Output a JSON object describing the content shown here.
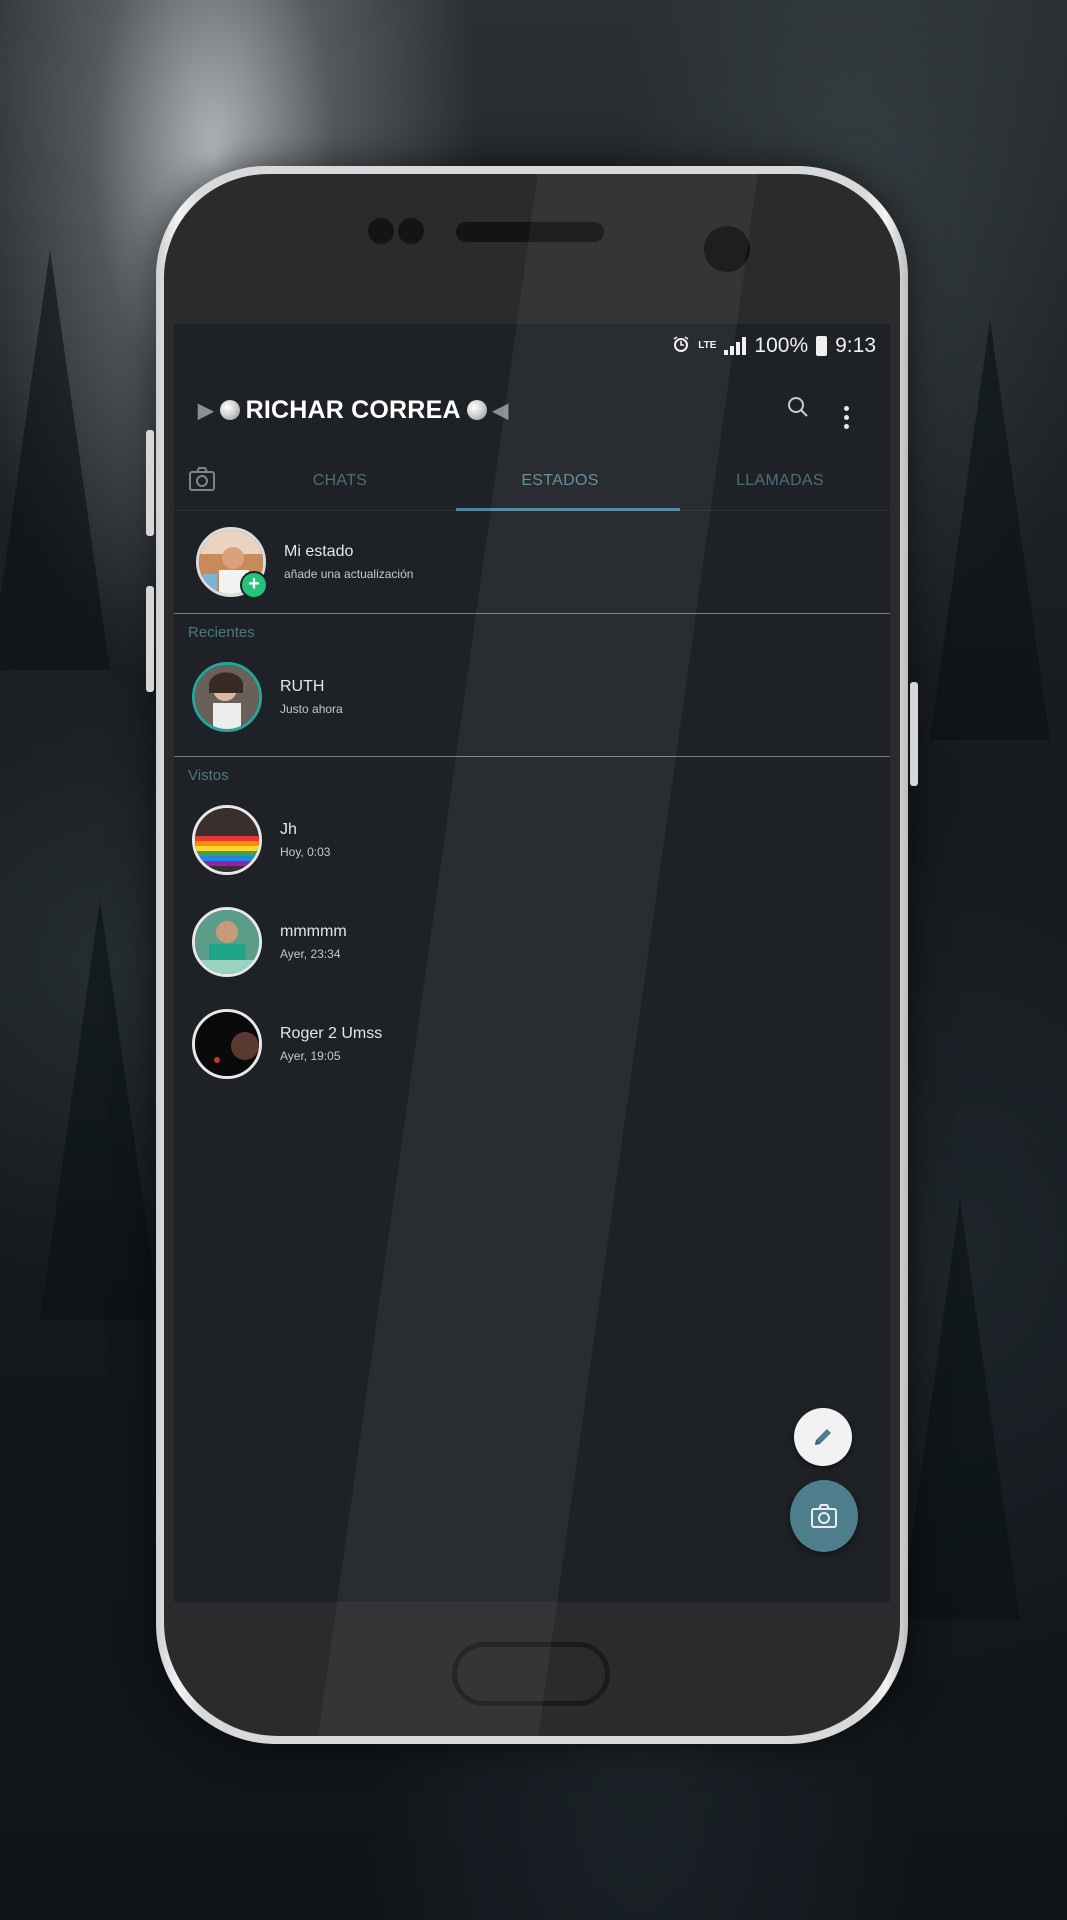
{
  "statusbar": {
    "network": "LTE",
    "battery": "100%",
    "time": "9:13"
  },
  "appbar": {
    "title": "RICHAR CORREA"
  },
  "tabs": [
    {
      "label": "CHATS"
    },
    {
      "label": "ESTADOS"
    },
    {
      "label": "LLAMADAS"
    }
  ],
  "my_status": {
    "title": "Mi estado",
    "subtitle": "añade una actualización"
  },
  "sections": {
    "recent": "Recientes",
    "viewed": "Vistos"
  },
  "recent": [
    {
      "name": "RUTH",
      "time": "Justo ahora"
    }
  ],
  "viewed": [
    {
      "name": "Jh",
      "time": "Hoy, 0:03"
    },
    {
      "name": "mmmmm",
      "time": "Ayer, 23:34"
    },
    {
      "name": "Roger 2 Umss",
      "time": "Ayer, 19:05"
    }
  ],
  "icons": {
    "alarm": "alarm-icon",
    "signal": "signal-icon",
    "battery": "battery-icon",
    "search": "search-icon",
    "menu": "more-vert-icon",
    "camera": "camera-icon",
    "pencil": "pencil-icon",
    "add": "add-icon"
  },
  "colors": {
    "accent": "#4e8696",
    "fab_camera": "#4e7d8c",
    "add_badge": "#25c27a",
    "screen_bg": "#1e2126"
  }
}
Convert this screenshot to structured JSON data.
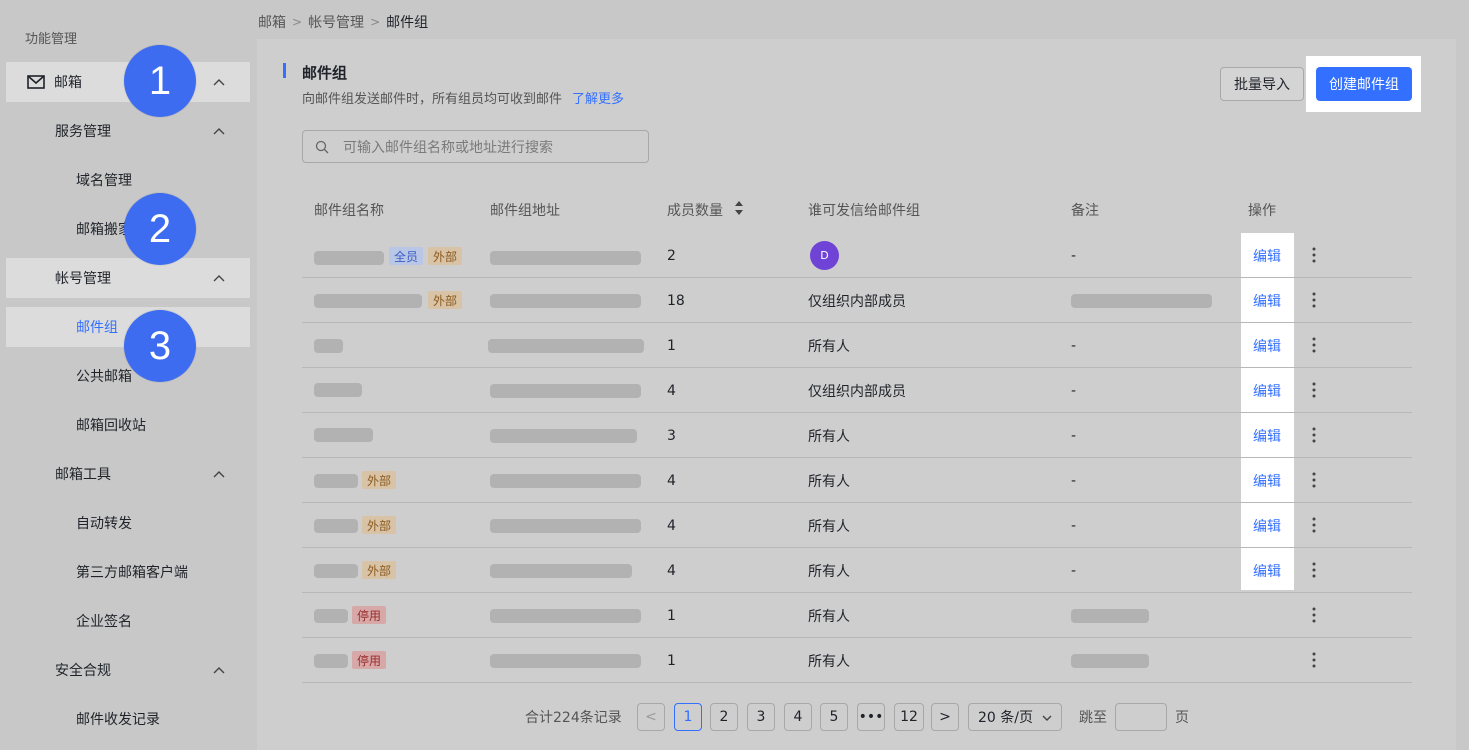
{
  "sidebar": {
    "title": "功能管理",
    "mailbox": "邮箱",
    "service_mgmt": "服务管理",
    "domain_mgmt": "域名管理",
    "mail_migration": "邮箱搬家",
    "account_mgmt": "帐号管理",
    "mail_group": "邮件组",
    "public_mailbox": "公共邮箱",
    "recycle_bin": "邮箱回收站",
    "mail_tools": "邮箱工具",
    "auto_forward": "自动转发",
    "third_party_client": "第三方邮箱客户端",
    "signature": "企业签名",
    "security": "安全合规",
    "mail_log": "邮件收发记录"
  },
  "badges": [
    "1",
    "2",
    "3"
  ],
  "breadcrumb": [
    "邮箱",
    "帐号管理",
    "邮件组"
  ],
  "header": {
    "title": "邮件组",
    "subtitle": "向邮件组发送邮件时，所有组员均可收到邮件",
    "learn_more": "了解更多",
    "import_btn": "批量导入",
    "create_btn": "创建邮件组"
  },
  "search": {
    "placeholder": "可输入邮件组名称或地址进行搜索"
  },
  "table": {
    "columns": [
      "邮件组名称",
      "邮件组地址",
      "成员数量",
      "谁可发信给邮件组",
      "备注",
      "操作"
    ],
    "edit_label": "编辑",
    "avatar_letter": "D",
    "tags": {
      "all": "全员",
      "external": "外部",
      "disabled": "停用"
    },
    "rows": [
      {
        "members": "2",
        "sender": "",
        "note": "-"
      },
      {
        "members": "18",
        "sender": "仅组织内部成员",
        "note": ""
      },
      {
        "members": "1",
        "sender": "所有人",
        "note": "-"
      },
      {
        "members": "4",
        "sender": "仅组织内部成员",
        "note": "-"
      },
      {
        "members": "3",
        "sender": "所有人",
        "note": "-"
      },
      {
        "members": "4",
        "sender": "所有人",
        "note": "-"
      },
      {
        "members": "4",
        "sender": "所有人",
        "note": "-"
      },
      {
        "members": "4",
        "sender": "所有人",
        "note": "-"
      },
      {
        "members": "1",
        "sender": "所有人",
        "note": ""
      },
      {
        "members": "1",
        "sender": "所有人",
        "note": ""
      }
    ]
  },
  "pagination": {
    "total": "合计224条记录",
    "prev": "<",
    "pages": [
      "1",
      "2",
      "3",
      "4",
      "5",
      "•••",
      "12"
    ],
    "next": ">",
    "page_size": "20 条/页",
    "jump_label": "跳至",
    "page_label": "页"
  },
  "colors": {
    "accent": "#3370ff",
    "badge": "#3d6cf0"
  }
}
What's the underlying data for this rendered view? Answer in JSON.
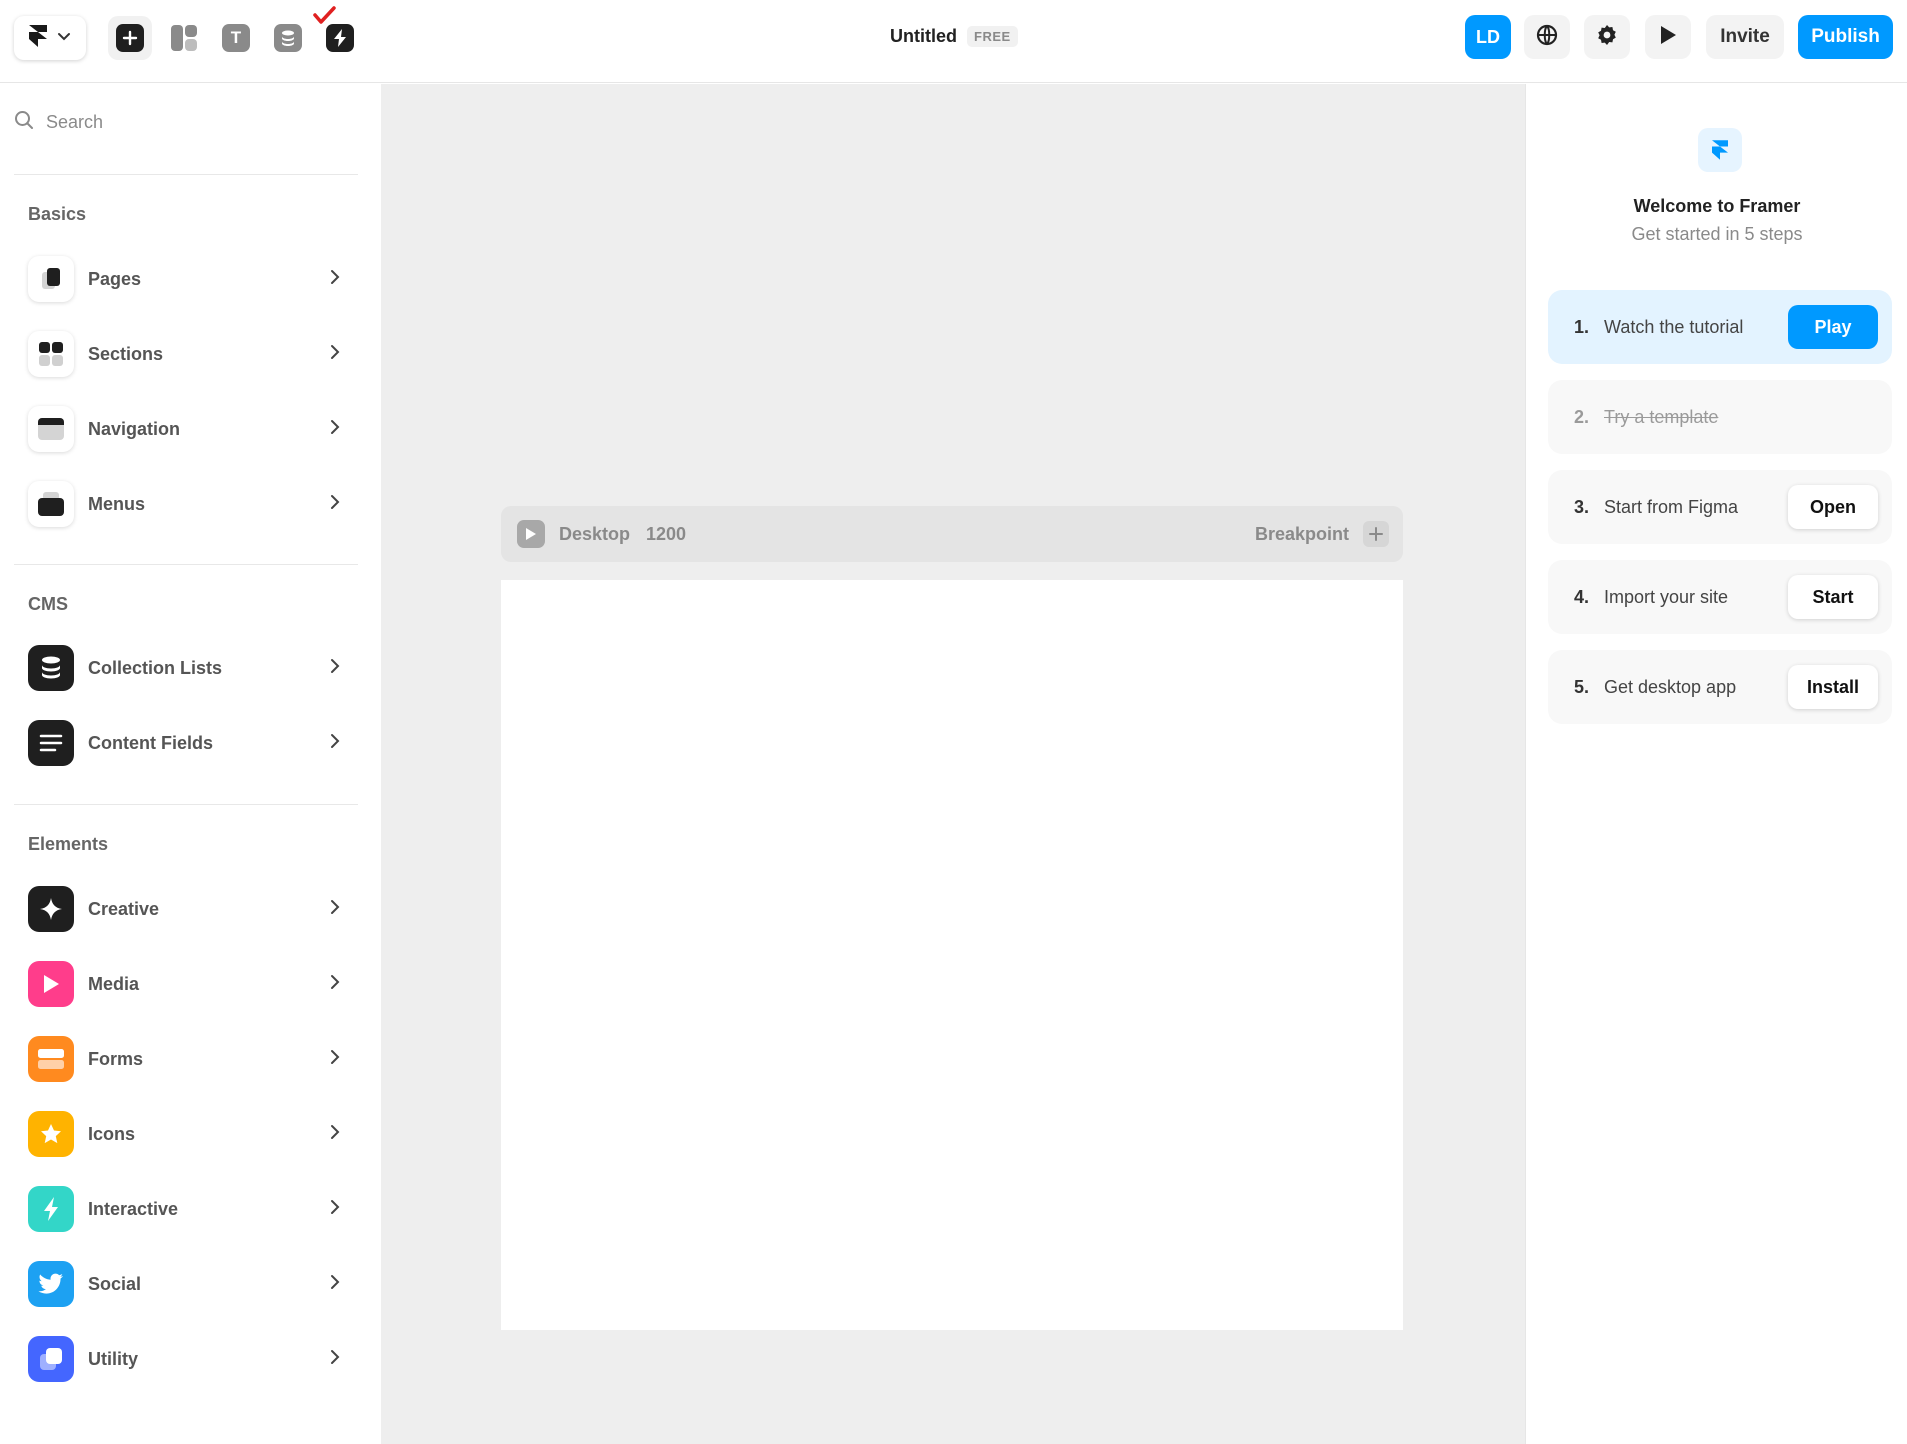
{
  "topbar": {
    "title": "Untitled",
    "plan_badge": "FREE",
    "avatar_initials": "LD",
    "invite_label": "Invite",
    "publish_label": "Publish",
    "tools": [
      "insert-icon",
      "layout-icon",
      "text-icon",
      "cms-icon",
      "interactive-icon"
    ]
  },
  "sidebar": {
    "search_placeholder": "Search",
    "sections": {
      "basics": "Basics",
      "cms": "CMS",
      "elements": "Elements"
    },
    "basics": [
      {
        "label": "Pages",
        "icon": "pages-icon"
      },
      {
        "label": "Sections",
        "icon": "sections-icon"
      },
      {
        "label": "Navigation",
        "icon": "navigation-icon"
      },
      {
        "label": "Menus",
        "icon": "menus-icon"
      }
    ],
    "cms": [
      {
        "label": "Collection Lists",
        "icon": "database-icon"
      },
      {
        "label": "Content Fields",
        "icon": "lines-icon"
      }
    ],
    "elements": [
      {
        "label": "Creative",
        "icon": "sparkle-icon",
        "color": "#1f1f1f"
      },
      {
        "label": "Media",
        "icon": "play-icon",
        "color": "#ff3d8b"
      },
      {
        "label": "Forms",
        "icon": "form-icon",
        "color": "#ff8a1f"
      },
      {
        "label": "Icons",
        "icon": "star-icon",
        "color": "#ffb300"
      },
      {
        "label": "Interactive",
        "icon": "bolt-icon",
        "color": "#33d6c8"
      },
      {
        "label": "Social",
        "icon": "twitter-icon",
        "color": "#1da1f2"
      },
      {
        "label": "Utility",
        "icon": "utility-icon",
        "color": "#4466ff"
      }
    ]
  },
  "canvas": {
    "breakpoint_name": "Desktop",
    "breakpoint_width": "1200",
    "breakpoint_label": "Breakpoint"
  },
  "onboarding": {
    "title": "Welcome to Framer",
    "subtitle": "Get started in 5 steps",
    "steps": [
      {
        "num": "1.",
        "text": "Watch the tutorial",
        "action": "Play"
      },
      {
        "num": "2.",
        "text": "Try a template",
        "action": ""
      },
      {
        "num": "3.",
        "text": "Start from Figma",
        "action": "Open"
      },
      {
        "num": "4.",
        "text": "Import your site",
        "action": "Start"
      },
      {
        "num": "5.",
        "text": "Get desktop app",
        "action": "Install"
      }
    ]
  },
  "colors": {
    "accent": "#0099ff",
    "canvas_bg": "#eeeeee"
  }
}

________

** Problem statement **
The records above are to be reproduced exactly; the pictures are to be left out.

** Output **
Output a JSON object describing the content shown here.
{
  "statusbar": {
    "network": "LTE",
    "battery": "100%",
    "time": "9:13"
  },
  "appbar": {
    "title": "RICHAR CORREA"
  },
  "tabs": [
    {
      "label": "CHATS"
    },
    {
      "label": "ESTADOS"
    },
    {
      "label": "LLAMADAS"
    }
  ],
  "my_status": {
    "title": "Mi estado",
    "subtitle": "añade una actualización"
  },
  "sections": {
    "recent": "Recientes",
    "viewed": "Vistos"
  },
  "recent": [
    {
      "name": "RUTH",
      "time": "Justo ahora"
    }
  ],
  "viewed": [
    {
      "name": "Jh",
      "time": "Hoy, 0:03"
    },
    {
      "name": "mmmmm",
      "time": "Ayer, 23:34"
    },
    {
      "name": "Roger 2 Umss",
      "time": "Ayer, 19:05"
    }
  ],
  "icons": {
    "alarm": "alarm-icon",
    "signal": "signal-icon",
    "battery": "battery-icon",
    "search": "search-icon",
    "menu": "more-vert-icon",
    "camera": "camera-icon",
    "pencil": "pencil-icon",
    "add": "add-icon"
  },
  "colors": {
    "accent": "#4e8696",
    "fab_camera": "#4e7d8c",
    "add_badge": "#25c27a",
    "screen_bg": "#1e2126"
  }
}
Convert this screenshot to structured JSON data.
{
  "sidebar": {
    "title": "功能管理",
    "mailbox": "邮箱",
    "service_mgmt": "服务管理",
    "domain_mgmt": "域名管理",
    "mail_migration": "邮箱搬家",
    "account_mgmt": "帐号管理",
    "mail_group": "邮件组",
    "public_mailbox": "公共邮箱",
    "recycle_bin": "邮箱回收站",
    "mail_tools": "邮箱工具",
    "auto_forward": "自动转发",
    "third_party_client": "第三方邮箱客户端",
    "signature": "企业签名",
    "security": "安全合规",
    "mail_log": "邮件收发记录"
  },
  "badges": [
    "1",
    "2",
    "3"
  ],
  "breadcrumb": [
    "邮箱",
    "帐号管理",
    "邮件组"
  ],
  "header": {
    "title": "邮件组",
    "subtitle": "向邮件组发送邮件时，所有组员均可收到邮件",
    "learn_more": "了解更多",
    "import_btn": "批量导入",
    "create_btn": "创建邮件组"
  },
  "search": {
    "placeholder": "可输入邮件组名称或地址进行搜索"
  },
  "table": {
    "columns": [
      "邮件组名称",
      "邮件组地址",
      "成员数量",
      "谁可发信给邮件组",
      "备注",
      "操作"
    ],
    "edit_label": "编辑",
    "avatar_letter": "D",
    "tags": {
      "all": "全员",
      "external": "外部",
      "disabled": "停用"
    },
    "rows": [
      {
        "members": "2",
        "sender": "",
        "note": "-"
      },
      {
        "members": "18",
        "sender": "仅组织内部成员",
        "note": ""
      },
      {
        "members": "1",
        "sender": "所有人",
        "note": "-"
      },
      {
        "members": "4",
        "sender": "仅组织内部成员",
        "note": "-"
      },
      {
        "members": "3",
        "sender": "所有人",
        "note": "-"
      },
      {
        "members": "4",
        "sender": "所有人",
        "note": "-"
      },
      {
        "members": "4",
        "sender": "所有人",
        "note": "-"
      },
      {
        "members": "4",
        "sender": "所有人",
        "note": "-"
      },
      {
        "members": "1",
        "sender": "所有人",
        "note": ""
      },
      {
        "members": "1",
        "sender": "所有人",
        "note": ""
      }
    ]
  },
  "pagination": {
    "total": "合计224条记录",
    "prev": "<",
    "pages": [
      "1",
      "2",
      "3",
      "4",
      "5",
      "•••",
      "12"
    ],
    "next": ">",
    "page_size": "20 条/页",
    "jump_label": "跳至",
    "page_label": "页"
  },
  "colors": {
    "accent": "#3370ff",
    "badge": "#3d6cf0"
  }
}
What's the underlying data for this rendered view? Answer in JSON.
{
  "topbar": {
    "title": "Untitled",
    "plan_badge": "FREE",
    "avatar_initials": "LD",
    "invite_label": "Invite",
    "publish_label": "Publish",
    "tools": [
      "insert-icon",
      "layout-icon",
      "text-icon",
      "cms-icon",
      "interactive-icon"
    ]
  },
  "sidebar": {
    "search_placeholder": "Search",
    "sections": {
      "basics": "Basics",
      "cms": "CMS",
      "elements": "Elements"
    },
    "basics": [
      {
        "label": "Pages",
        "icon": "pages-icon"
      },
      {
        "label": "Sections",
        "icon": "sections-icon"
      },
      {
        "label": "Navigation",
        "icon": "navigation-icon"
      },
      {
        "label": "Menus",
        "icon": "menus-icon"
      }
    ],
    "cms": [
      {
        "label": "Collection Lists",
        "icon": "database-icon"
      },
      {
        "label": "Content Fields",
        "icon": "lines-icon"
      }
    ],
    "elements": [
      {
        "label": "Creative",
        "icon": "sparkle-icon",
        "color": "#1f1f1f"
      },
      {
        "label": "Media",
        "icon": "play-icon",
        "color": "#ff3d8b"
      },
      {
        "label": "Forms",
        "icon": "form-icon",
        "color": "#ff8a1f"
      },
      {
        "label": "Icons",
        "icon": "star-icon",
        "color": "#ffb300"
      },
      {
        "label": "Interactive",
        "icon": "bolt-icon",
        "color": "#33d6c8"
      },
      {
        "label": "Social",
        "icon": "twitter-icon",
        "color": "#1da1f2"
      },
      {
        "label": "Utility",
        "icon": "utility-icon",
        "color": "#4466ff"
      }
    ]
  },
  "canvas": {
    "breakpoint_name": "Desktop",
    "breakpoint_width": "1200",
    "breakpoint_label": "Breakpoint"
  },
  "onboarding": {
    "title": "Welcome to Framer",
    "subtitle": "Get started in 5 steps",
    "steps": [
      {
        "num": "1.",
        "text": "Watch the tutorial",
        "action": "Play"
      },
      {
        "num": "2.",
        "text": "Try a template",
        "action": ""
      },
      {
        "num": "3.",
        "text": "Start from Figma",
        "action": "Open"
      },
      {
        "num": "4.",
        "text": "Import your site",
        "action": "Start"
      },
      {
        "num": "5.",
        "text": "Get desktop app",
        "action": "Install"
      }
    ]
  },
  "colors": {
    "accent": "#0099ff",
    "canvas_bg": "#eeeeee"
  }
}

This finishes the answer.